= What needs to be done =
Whatever the data contains, copy all of it exactly.

Data extracted from a collection:
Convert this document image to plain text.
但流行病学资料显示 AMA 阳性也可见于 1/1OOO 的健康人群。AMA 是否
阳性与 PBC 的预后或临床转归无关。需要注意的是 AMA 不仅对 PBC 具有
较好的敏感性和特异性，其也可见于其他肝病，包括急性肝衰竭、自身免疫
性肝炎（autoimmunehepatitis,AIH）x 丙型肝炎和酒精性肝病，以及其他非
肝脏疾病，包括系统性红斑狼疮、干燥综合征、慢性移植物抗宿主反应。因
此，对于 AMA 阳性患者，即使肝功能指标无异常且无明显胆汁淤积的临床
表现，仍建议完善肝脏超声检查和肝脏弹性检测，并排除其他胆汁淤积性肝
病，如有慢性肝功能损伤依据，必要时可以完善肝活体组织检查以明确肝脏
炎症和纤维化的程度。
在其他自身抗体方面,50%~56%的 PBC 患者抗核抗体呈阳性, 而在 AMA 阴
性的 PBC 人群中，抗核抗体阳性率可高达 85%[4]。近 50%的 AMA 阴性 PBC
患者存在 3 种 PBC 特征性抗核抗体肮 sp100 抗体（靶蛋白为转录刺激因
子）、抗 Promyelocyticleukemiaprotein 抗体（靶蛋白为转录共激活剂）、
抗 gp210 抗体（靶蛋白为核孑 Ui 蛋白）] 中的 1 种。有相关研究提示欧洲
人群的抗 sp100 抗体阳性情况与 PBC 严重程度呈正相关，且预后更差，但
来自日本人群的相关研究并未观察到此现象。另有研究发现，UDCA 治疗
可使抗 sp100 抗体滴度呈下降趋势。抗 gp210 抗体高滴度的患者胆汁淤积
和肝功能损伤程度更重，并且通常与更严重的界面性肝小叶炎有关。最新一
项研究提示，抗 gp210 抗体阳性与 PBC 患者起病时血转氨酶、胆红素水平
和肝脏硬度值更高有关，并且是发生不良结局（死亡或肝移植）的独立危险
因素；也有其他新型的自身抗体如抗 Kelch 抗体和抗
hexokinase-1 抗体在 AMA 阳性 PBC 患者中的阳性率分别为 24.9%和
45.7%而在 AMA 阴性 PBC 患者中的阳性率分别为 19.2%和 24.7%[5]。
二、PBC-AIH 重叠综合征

= Output of the task =
Convert this document image to plain text.
但流行病学资料显示 AMA 阳性也可见于 1/1OOO 的健康人群。AMA 是否
阳性与 PBC 的预后或临床转归无关。需要注意的是 AMA 不仅对 PBC 具有
较好的敏感性和特异性，其也可见于其他肝病，包括急性肝衰竭、自身免疫
性肝炎（autoimmunehepatitis,AIH）x 丙型肝炎和酒精性肝病，以及其他非
肝脏疾病，包括系统性红斑狼疮、干燥综合征、慢性移植物抗宿主反应。因
此，对于 AMA 阳性患者，即使肝功能指标无异常且无明显胆汁淤积的临床
表现，仍建议完善肝脏超声检查和肝脏弹性检测，并排除其他胆汁淤积性肝
病，如有慢性肝功能损伤依据，必要时可以完善肝活体组织检查以明确肝脏
炎症和纤维化的程度。
在其他自身抗体方面,50%~56%的 PBC 患者抗核抗体呈阳性, 而在 AMA 阴
性的 PBC 人群中，抗核抗体阳性率可高达 85%[4]。近 50%的 AMA 阴性 PBC
患者存在 3 种 PBC 特征性抗核抗体肮 sp100 抗体（靶蛋白为转录刺激因
子）、抗 Promyelocyticleukemiaprotein 抗体（靶蛋白为转录共激活剂）、
抗 gp210 抗体（靶蛋白为核孑 Ui 蛋白）] 中的 1 种。有相关研究提示欧洲
人群的抗 sp100 抗体阳性情况与 PBC 严重程度呈正相关，且预后更差，但
来自日本人群的相关研究并未观察到此现象。另有研究发现，UDCA 治疗
可使抗 sp100 抗体滴度呈下降趋势。抗 gp210 抗体高滴度的患者胆汁淤积
和肝功能损伤程度更重，并且通常与更严重的界面性肝小叶炎有关。最新一
项研究提示，抗 gp210 抗体阳性与 PBC 患者起病时血转氨酶、胆红素水平
和肝脏硬度值更高有关，并且是发生不良结局（死亡或肝移植）的独立危险
因素；也有其他新型的自身抗体如抗 Kelch 抗体和抗
hexokinase-1 抗体在 AMA 阳性 PBC 患者中的阳性率分别为 24.9%和
45.7%而在 AMA 阴性 PBC 患者中的阳性率分别为 19.2%和 24.7%[5]。
二、PBC-AIH 重叠综合征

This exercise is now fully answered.